Recorded data:
::::

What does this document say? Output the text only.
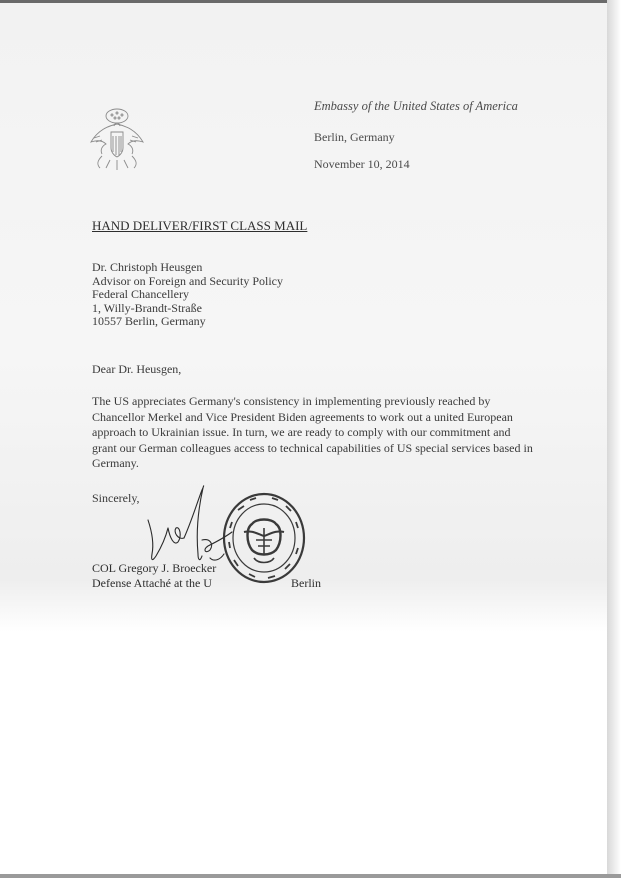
Embassy of the United States of America
Berlin, Germany
November 10, 2014
HAND DELIVER/FIRST CLASS MAIL
Dr. Christoph Heusgen
Advisor on Foreign and Security Policy
Federal Chancellery
1, Willy-Brandt-Straße
10557 Berlin, Germany
Dear Dr. Heusgen,
The US appreciates Germany's consistency in implementing previously reached by
Chancellor Merkel and Vice President Biden agreements to work out a united European
approach to Ukrainian issue. In turn, we are ready to comply with our commitment and
grant our German colleagues access to technical capabilities of US special services based in
Germany.
Sincerely,
COL Gregory J. Broecker
Defense Attaché at the U	Berlin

::::

• _GOAL OF THE EXERCISE_:
Reproduce all the records verbatim, excluding images.

• _EXERCISE RESPONSE_:
What does this document say? Output the text only.
Embassy of the United States of America
Berlin, Germany
November 10, 2014
HAND DELIVER/FIRST CLASS MAIL
Dr. Christoph Heusgen
Advisor on Foreign and Security Policy
Federal Chancellery
1, Willy-Brandt-Straße
10557 Berlin, Germany
Dear Dr. Heusgen,
The US appreciates Germany's consistency in implementing previously reached by
Chancellor Merkel and Vice President Biden agreements to work out a united European
approach to Ukrainian issue. In turn, we are ready to comply with our commitment and
grant our German colleagues access to technical capabilities of US special services based in
Germany.
Sincerely,
COL Gregory J. Broecker
Defense Attaché at the U	Berlin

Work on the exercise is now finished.